■ 과제 지시
아래 데이터의 모든 줄을 처음부터 끝까지 한 글자도 바꾸지 말고 그대로 다시 입력하세요.
════════════════════
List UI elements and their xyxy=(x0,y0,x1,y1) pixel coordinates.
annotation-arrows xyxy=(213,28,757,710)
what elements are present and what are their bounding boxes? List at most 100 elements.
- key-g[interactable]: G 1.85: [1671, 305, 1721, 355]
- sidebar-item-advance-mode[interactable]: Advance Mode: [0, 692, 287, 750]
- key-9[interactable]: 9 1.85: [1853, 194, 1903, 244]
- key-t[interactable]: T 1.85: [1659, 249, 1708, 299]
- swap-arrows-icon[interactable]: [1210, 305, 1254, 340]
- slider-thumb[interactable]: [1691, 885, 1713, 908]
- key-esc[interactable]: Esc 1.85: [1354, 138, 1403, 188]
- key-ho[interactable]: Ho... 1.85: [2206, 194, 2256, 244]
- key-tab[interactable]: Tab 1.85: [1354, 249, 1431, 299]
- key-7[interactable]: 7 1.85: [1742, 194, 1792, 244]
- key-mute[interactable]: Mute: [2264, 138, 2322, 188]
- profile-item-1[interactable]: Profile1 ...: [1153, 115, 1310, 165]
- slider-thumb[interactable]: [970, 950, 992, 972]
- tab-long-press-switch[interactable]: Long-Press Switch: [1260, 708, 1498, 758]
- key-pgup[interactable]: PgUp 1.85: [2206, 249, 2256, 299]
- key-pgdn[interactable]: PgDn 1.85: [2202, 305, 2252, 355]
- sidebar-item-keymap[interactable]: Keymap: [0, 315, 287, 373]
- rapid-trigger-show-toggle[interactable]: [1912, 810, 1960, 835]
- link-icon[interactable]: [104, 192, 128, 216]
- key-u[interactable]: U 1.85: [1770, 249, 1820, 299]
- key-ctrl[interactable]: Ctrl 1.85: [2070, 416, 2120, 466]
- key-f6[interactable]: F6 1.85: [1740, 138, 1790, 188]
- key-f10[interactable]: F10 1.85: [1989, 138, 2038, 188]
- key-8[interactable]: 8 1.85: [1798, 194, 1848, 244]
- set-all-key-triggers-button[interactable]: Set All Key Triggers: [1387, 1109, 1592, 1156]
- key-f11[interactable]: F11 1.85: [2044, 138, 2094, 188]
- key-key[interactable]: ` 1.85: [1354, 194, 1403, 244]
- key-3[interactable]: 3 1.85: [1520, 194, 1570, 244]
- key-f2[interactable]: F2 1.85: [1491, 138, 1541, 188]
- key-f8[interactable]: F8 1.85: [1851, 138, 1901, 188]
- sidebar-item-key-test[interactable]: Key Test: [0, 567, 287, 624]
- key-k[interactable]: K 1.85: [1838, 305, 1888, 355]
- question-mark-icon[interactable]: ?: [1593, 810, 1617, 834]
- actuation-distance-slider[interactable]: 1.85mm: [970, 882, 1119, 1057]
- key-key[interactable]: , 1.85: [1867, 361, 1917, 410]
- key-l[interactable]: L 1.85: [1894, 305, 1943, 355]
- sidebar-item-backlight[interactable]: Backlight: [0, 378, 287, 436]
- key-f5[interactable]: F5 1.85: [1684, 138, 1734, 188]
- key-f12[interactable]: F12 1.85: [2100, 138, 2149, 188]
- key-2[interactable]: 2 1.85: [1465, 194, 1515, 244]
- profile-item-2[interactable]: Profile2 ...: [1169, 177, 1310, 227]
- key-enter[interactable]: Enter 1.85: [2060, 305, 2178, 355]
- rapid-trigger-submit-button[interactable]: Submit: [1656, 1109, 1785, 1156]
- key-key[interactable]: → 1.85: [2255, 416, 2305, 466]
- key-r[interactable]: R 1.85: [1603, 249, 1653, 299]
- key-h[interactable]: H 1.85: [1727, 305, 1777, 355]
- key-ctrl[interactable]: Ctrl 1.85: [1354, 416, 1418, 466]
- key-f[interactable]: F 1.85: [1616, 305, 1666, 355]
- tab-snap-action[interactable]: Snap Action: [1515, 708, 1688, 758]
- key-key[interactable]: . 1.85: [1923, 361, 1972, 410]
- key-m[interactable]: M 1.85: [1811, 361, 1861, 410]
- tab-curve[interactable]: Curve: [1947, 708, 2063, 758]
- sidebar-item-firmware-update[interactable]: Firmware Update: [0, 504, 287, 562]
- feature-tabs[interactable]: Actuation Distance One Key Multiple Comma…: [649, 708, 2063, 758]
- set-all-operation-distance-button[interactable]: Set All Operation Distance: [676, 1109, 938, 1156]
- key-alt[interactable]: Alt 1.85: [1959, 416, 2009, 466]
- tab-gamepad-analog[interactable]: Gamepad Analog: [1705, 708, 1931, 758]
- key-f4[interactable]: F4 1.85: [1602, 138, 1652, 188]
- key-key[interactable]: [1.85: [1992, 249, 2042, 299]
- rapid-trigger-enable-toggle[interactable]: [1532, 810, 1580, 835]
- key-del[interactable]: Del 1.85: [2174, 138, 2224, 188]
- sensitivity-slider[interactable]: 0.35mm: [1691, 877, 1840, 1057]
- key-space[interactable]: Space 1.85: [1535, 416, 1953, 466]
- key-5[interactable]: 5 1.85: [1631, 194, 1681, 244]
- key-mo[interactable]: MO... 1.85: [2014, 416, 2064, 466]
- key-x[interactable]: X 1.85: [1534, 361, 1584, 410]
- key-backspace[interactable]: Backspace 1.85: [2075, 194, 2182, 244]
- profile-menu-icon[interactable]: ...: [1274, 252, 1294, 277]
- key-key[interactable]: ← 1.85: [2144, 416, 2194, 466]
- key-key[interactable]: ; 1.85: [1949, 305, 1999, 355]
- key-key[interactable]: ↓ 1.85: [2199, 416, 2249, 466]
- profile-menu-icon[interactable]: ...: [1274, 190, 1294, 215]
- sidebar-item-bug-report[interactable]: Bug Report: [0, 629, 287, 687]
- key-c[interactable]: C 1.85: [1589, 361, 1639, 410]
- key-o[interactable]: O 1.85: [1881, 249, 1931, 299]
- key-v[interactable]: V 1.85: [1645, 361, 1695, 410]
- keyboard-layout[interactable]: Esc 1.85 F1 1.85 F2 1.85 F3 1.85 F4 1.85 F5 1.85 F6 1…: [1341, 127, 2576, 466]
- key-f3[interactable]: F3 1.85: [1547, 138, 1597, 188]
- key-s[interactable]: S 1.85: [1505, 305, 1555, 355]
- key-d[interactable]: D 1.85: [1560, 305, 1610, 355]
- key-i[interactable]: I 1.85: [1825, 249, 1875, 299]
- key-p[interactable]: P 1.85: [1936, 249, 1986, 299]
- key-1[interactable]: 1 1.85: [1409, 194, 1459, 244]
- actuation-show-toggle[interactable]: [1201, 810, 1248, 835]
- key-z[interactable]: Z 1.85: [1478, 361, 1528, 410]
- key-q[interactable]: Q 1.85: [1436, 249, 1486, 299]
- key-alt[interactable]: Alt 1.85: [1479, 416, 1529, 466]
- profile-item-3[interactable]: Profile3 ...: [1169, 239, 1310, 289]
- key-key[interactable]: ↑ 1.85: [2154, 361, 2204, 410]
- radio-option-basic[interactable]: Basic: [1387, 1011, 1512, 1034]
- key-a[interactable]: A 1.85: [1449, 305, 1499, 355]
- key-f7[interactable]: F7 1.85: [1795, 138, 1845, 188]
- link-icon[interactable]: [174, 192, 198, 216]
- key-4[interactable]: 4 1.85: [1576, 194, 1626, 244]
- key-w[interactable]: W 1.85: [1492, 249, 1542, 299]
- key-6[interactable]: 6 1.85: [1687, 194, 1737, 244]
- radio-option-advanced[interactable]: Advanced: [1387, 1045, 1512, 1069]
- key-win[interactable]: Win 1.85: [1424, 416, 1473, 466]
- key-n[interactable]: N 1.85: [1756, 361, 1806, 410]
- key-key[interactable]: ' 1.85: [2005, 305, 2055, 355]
════════════════════
■ 완료된 과제
List UI elements and their xyxy=(x0,y0,x1,y1) pixel coordinates.
annotation-arrows xyxy=(213,28,757,710)
what elements are present and what are their bounding boxes? List at most 100 elements.
- key-g[interactable]: G 1.85: [1671, 305, 1721, 355]
- sidebar-item-advance-mode[interactable]: Advance Mode: [0, 692, 287, 750]
- key-9[interactable]: 9 1.85: [1853, 194, 1903, 244]
- key-t[interactable]: T 1.85: [1659, 249, 1708, 299]
- swap-arrows-icon[interactable]: [1210, 305, 1254, 340]
- slider-thumb[interactable]: [1691, 885, 1713, 908]
- key-esc[interactable]: Esc 1.85: [1354, 138, 1403, 188]
- key-ho[interactable]: Ho... 1.85: [2206, 194, 2256, 244]
- key-tab[interactable]: Tab 1.85: [1354, 249, 1431, 299]
- key-7[interactable]: 7 1.85: [1742, 194, 1792, 244]
- key-mute[interactable]: Mute: [2264, 138, 2322, 188]
- profile-item-1[interactable]: Profile1 ...: [1153, 115, 1310, 165]
- slider-thumb[interactable]: [970, 950, 992, 972]
- tab-long-press-switch[interactable]: Long-Press Switch: [1260, 708, 1498, 758]
- key-pgup[interactable]: PgUp 1.85: [2206, 249, 2256, 299]
- key-pgdn[interactable]: PgDn 1.85: [2202, 305, 2252, 355]
- sidebar-item-keymap[interactable]: Keymap: [0, 315, 287, 373]
- rapid-trigger-show-toggle[interactable]: [1912, 810, 1960, 835]
- link-icon[interactable]: [104, 192, 128, 216]
- key-u[interactable]: U 1.85: [1770, 249, 1820, 299]
- key-ctrl[interactable]: Ctrl 1.85: [2070, 416, 2120, 466]
- key-f6[interactable]: F6 1.85: [1740, 138, 1790, 188]
- key-f10[interactable]: F10 1.85: [1989, 138, 2038, 188]
- key-8[interactable]: 8 1.85: [1798, 194, 1848, 244]
- set-all-key-triggers-button[interactable]: Set All Key Triggers: [1387, 1109, 1592, 1156]
- key-f11[interactable]: F11 1.85: [2044, 138, 2094, 188]
- key-key[interactable]: ` 1.85: [1354, 194, 1403, 244]
- key-3[interactable]: 3 1.85: [1520, 194, 1570, 244]
- key-f2[interactable]: F2 1.85: [1491, 138, 1541, 188]
- key-f8[interactable]: F8 1.85: [1851, 138, 1901, 188]
- sidebar-item-key-test[interactable]: Key Test: [0, 567, 287, 624]
- key-k[interactable]: K 1.85: [1838, 305, 1888, 355]
- question-mark-icon[interactable]: ?: [1593, 810, 1617, 834]
- actuation-distance-slider[interactable]: 1.85mm: [970, 882, 1119, 1057]
- key-key[interactable]: , 1.85: [1867, 361, 1917, 410]
- key-l[interactable]: L 1.85: [1894, 305, 1943, 355]
- sidebar-item-backlight[interactable]: Backlight: [0, 378, 287, 436]
- key-f5[interactable]: F5 1.85: [1684, 138, 1734, 188]
- key-f12[interactable]: F12 1.85: [2100, 138, 2149, 188]
- key-2[interactable]: 2 1.85: [1465, 194, 1515, 244]
- profile-item-2[interactable]: Profile2 ...: [1169, 177, 1310, 227]
- key-enter[interactable]: Enter 1.85: [2060, 305, 2178, 355]
- rapid-trigger-submit-button[interactable]: Submit: [1656, 1109, 1785, 1156]
- key-key[interactable]: → 1.85: [2255, 416, 2305, 466]
- key-r[interactable]: R 1.85: [1603, 249, 1653, 299]
- key-h[interactable]: H 1.85: [1727, 305, 1777, 355]
- key-ctrl[interactable]: Ctrl 1.85: [1354, 416, 1418, 466]
- key-f[interactable]: F 1.85: [1616, 305, 1666, 355]
- tab-snap-action[interactable]: Snap Action: [1515, 708, 1688, 758]
- key-key[interactable]: . 1.85: [1923, 361, 1972, 410]
- key-m[interactable]: M 1.85: [1811, 361, 1861, 410]
- tab-curve[interactable]: Curve: [1947, 708, 2063, 758]
- sidebar-item-firmware-update[interactable]: Firmware Update: [0, 504, 287, 562]
- feature-tabs[interactable]: Actuation Distance One Key Multiple Comma…: [649, 708, 2063, 758]
- set-all-operation-distance-button[interactable]: Set All Operation Distance: [676, 1109, 938, 1156]
- key-alt[interactable]: Alt 1.85: [1959, 416, 2009, 466]
- tab-gamepad-analog[interactable]: Gamepad Analog: [1705, 708, 1931, 758]
- key-f4[interactable]: F4 1.85: [1602, 138, 1652, 188]
- key-key[interactable]: [1.85: [1992, 249, 2042, 299]
- rapid-trigger-enable-toggle[interactable]: [1532, 810, 1580, 835]
- key-del[interactable]: Del 1.85: [2174, 138, 2224, 188]
- sensitivity-slider[interactable]: 0.35mm: [1691, 877, 1840, 1057]
- key-space[interactable]: Space 1.85: [1535, 416, 1953, 466]
- key-5[interactable]: 5 1.85: [1631, 194, 1681, 244]
- key-mo[interactable]: MO... 1.85: [2014, 416, 2064, 466]
- key-x[interactable]: X 1.85: [1534, 361, 1584, 410]
- key-backspace[interactable]: Backspace 1.85: [2075, 194, 2182, 244]
- profile-menu-icon[interactable]: ...: [1274, 252, 1294, 277]
- key-key[interactable]: ← 1.85: [2144, 416, 2194, 466]
- key-key[interactable]: ; 1.85: [1949, 305, 1999, 355]
- key-key[interactable]: ↓ 1.85: [2199, 416, 2249, 466]
- profile-menu-icon[interactable]: ...: [1274, 190, 1294, 215]
- sidebar-item-bug-report[interactable]: Bug Report: [0, 629, 287, 687]
- key-c[interactable]: C 1.85: [1589, 361, 1639, 410]
- key-o[interactable]: O 1.85: [1881, 249, 1931, 299]
- key-v[interactable]: V 1.85: [1645, 361, 1695, 410]
- keyboard-layout[interactable]: Esc 1.85 F1 1.85 F2 1.85 F3 1.85 F4 1.85 F5 1.85 F6 1…: [1341, 127, 2576, 466]
- key-f3[interactable]: F3 1.85: [1547, 138, 1597, 188]
- key-s[interactable]: S 1.85: [1505, 305, 1555, 355]
- key-d[interactable]: D 1.85: [1560, 305, 1610, 355]
- key-i[interactable]: I 1.85: [1825, 249, 1875, 299]
- key-p[interactable]: P 1.85: [1936, 249, 1986, 299]
- key-1[interactable]: 1 1.85: [1409, 194, 1459, 244]
- actuation-show-toggle[interactable]: [1201, 810, 1248, 835]
- key-z[interactable]: Z 1.85: [1478, 361, 1528, 410]
- key-q[interactable]: Q 1.85: [1436, 249, 1486, 299]
- key-alt[interactable]: Alt 1.85: [1479, 416, 1529, 466]
- profile-item-3[interactable]: Profile3 ...: [1169, 239, 1310, 289]
- key-key[interactable]: ↑ 1.85: [2154, 361, 2204, 410]
- radio-option-basic[interactable]: Basic: [1387, 1011, 1512, 1034]
- key-a[interactable]: A 1.85: [1449, 305, 1499, 355]
- key-f7[interactable]: F7 1.85: [1795, 138, 1845, 188]
- link-icon[interactable]: [174, 192, 198, 216]
- key-4[interactable]: 4 1.85: [1576, 194, 1626, 244]
- key-w[interactable]: W 1.85: [1492, 249, 1542, 299]
- key-6[interactable]: 6 1.85: [1687, 194, 1737, 244]
- radio-option-advanced[interactable]: Advanced: [1387, 1045, 1512, 1069]
- key-win[interactable]: Win 1.85: [1424, 416, 1473, 466]
- key-n[interactable]: N 1.85: [1756, 361, 1806, 410]
- key-key[interactable]: ' 1.85: [2005, 305, 2055, 355]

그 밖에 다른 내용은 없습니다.